What you will do — Wherever the word "color" appears in the entries, copy the whole line.
>> begin
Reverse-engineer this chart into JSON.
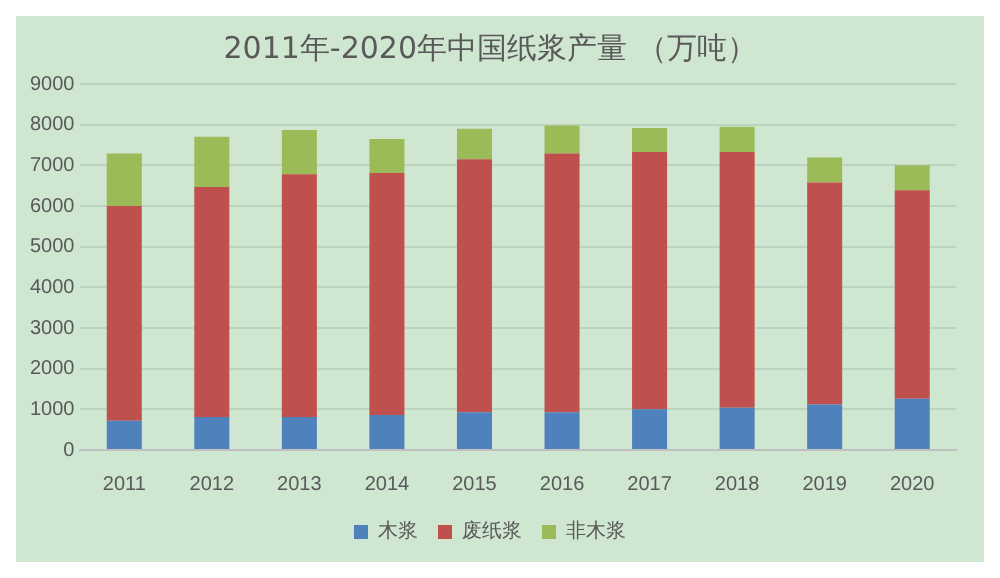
{
  "chart_data": {
    "type": "bar",
    "title": "2011年-2020年中国纸浆产量 （万吨）",
    "stacked": true,
    "categories": [
      "2011",
      "2012",
      "2013",
      "2014",
      "2015",
      "2016",
      "2017",
      "2018",
      "2019",
      "2020"
    ],
    "series": [
      {
        "name": "木浆",
        "color": "#4f81bd",
        "values": [
          720,
          810,
          810,
          860,
          930,
          930,
          1000,
          1040,
          1120,
          1260
        ]
      },
      {
        "name": "废纸浆",
        "color": "#c0504d",
        "values": [
          5280,
          5660,
          5970,
          5950,
          6220,
          6360,
          6330,
          6290,
          5460,
          5130
        ]
      },
      {
        "name": "非木浆",
        "color": "#9bbb59",
        "values": [
          1290,
          1230,
          1090,
          840,
          750,
          690,
          590,
          620,
          610,
          610
        ]
      }
    ],
    "ylim": [
      0,
      9000
    ],
    "yticks": [
      0,
      1000,
      2000,
      3000,
      4000,
      5000,
      6000,
      7000,
      8000,
      9000
    ],
    "grid": "y",
    "legend": "bottom"
  }
}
>> end
Final answer —
        "color": "#4f81bd",
        "color": "#c0504d",
        "color": "#9bbb59",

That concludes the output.